■ OBJECTIVE
Go through the entries below and pick out every line with "from".
--
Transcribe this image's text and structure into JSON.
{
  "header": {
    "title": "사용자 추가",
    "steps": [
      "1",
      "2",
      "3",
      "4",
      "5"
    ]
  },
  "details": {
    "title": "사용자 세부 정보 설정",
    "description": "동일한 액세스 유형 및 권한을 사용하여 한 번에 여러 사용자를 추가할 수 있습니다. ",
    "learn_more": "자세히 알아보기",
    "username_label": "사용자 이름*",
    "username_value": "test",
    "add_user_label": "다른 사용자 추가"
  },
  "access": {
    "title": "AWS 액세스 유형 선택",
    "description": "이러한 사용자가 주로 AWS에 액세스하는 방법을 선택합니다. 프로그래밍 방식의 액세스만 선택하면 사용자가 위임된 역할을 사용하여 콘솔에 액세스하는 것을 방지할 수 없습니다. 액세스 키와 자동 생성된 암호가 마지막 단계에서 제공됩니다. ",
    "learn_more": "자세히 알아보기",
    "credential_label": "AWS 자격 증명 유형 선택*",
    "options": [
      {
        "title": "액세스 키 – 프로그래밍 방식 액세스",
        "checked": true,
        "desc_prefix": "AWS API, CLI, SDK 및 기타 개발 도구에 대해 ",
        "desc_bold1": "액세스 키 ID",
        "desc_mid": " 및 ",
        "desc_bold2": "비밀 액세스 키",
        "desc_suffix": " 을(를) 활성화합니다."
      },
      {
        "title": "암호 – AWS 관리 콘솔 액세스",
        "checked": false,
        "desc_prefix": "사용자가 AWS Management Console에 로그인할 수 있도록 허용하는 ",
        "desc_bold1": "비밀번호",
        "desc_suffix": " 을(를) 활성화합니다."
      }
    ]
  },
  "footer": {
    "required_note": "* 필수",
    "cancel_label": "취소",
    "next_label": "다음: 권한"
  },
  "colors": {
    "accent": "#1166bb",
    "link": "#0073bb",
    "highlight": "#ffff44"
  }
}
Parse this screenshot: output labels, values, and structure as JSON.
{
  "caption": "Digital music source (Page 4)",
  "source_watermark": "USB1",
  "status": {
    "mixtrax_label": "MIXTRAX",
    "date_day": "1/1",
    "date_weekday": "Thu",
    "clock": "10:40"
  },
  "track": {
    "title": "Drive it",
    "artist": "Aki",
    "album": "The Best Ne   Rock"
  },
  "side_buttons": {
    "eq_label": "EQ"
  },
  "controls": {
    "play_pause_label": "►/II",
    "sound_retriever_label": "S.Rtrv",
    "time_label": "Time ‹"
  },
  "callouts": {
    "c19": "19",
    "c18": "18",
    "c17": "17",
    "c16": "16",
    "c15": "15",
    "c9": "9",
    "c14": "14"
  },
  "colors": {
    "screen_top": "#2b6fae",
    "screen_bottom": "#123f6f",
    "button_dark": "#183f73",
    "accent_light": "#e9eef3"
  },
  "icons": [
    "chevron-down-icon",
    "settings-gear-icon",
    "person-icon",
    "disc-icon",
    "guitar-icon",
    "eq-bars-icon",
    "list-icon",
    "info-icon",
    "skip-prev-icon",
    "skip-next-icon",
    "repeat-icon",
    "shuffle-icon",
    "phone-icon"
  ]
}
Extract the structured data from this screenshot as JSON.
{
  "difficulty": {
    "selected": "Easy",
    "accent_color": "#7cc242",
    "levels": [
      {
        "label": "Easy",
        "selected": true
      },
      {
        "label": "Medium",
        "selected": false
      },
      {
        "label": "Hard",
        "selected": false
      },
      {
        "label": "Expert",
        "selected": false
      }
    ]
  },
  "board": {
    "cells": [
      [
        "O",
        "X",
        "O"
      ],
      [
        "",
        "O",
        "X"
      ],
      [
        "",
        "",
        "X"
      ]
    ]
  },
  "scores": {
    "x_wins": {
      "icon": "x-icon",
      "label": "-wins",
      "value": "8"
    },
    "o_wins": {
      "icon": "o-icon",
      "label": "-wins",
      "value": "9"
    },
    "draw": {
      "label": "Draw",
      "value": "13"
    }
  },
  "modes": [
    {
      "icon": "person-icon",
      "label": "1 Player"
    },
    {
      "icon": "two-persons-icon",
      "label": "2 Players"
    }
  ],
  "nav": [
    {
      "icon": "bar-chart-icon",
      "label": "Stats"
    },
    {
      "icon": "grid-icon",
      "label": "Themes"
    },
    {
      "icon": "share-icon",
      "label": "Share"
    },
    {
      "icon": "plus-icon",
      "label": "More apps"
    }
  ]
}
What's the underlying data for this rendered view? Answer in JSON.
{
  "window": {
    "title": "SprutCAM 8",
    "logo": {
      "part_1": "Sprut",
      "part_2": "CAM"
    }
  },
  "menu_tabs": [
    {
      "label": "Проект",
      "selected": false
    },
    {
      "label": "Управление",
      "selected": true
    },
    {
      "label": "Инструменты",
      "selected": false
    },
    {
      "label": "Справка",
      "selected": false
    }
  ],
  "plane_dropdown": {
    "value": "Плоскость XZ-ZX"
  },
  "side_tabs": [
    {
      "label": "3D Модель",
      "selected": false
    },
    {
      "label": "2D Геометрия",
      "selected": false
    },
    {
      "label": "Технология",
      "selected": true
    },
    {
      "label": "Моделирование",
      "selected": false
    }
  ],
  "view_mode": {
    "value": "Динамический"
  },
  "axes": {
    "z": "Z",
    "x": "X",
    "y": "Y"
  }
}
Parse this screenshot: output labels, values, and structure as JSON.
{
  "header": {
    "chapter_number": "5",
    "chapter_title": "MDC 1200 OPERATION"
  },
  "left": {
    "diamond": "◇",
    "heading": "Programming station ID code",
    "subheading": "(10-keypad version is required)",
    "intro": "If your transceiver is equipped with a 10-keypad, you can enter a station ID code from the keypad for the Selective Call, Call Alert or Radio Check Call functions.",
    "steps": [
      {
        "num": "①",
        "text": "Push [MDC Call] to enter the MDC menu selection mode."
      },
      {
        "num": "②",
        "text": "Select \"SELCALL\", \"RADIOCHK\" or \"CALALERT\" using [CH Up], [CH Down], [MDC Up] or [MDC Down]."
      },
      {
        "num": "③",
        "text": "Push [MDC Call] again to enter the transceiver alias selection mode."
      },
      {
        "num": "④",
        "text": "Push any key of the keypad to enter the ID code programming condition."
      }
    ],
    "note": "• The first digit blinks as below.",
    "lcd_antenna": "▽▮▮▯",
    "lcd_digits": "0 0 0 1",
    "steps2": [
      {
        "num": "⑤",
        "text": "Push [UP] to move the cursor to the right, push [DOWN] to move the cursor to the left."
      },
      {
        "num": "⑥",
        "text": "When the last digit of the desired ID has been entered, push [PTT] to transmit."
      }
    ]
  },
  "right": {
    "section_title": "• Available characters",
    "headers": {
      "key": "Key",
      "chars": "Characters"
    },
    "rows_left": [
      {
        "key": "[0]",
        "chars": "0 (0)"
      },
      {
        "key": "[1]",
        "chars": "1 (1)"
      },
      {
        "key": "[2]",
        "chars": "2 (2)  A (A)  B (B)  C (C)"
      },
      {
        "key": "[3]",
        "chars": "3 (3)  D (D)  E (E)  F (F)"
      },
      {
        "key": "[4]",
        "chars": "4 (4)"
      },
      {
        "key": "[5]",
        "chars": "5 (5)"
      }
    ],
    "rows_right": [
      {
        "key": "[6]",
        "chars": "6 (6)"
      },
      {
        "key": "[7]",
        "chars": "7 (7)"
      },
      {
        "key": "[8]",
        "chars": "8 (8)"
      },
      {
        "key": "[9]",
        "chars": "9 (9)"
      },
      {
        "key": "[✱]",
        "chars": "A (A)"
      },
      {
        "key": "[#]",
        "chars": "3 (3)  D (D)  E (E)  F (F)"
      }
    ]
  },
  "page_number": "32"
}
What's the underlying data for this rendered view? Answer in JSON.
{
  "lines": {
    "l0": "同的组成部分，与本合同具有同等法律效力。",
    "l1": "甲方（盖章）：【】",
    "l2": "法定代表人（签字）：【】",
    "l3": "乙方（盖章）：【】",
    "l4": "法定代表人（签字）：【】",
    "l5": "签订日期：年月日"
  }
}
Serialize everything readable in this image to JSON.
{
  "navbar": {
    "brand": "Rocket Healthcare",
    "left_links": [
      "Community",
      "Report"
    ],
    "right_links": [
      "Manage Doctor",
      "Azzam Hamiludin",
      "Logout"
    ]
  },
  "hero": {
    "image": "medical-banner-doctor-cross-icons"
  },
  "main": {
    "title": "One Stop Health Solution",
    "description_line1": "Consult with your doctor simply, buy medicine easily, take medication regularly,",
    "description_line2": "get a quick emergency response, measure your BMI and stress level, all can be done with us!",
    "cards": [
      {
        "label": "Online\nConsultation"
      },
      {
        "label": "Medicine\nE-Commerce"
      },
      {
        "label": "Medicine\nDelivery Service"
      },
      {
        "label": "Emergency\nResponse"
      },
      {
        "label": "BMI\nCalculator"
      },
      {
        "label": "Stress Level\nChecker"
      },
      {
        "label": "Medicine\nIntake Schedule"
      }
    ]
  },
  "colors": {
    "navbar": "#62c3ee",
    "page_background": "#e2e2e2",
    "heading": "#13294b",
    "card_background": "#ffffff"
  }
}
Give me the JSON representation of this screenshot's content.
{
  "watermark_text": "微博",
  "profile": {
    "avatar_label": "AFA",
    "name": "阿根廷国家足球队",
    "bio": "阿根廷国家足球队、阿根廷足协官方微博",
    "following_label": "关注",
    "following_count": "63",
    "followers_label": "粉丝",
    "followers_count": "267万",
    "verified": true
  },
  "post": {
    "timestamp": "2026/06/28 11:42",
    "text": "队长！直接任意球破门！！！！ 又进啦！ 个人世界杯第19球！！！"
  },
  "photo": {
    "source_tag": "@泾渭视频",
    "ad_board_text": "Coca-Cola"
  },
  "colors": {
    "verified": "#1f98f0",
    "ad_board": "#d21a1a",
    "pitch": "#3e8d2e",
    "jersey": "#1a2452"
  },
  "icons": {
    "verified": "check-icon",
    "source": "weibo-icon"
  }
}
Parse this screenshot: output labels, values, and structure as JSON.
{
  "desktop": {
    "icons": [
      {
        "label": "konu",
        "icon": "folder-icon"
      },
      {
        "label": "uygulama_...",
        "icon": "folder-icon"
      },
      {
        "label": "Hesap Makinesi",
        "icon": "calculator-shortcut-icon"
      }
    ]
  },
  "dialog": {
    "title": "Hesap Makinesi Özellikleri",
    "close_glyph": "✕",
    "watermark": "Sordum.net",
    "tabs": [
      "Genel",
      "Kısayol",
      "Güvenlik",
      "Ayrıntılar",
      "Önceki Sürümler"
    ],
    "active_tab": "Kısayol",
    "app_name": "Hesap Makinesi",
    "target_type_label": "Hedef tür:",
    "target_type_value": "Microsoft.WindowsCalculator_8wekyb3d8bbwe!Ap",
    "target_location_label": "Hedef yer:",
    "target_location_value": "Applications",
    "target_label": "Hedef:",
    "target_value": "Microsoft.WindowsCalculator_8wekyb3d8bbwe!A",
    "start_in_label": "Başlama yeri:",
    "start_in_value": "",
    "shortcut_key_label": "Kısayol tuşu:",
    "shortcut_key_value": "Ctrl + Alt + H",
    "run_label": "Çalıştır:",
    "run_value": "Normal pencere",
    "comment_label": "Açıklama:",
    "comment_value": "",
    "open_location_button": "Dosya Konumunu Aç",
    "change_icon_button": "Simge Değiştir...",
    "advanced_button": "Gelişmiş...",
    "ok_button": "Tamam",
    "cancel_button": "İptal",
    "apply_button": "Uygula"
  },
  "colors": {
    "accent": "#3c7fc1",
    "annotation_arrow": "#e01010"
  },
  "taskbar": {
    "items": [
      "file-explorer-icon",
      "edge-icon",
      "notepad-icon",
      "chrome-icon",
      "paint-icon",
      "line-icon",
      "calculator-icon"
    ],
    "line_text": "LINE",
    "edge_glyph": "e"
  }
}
--
■ CORRECT RESPONSE
Extract the structured data from this screenshot as JSON.
    "intro": "If your transceiver is equipped with a 10-keypad, you can enter a station ID code from the keypad for the Selective Call, Call Alert or Radio Check Call functions.",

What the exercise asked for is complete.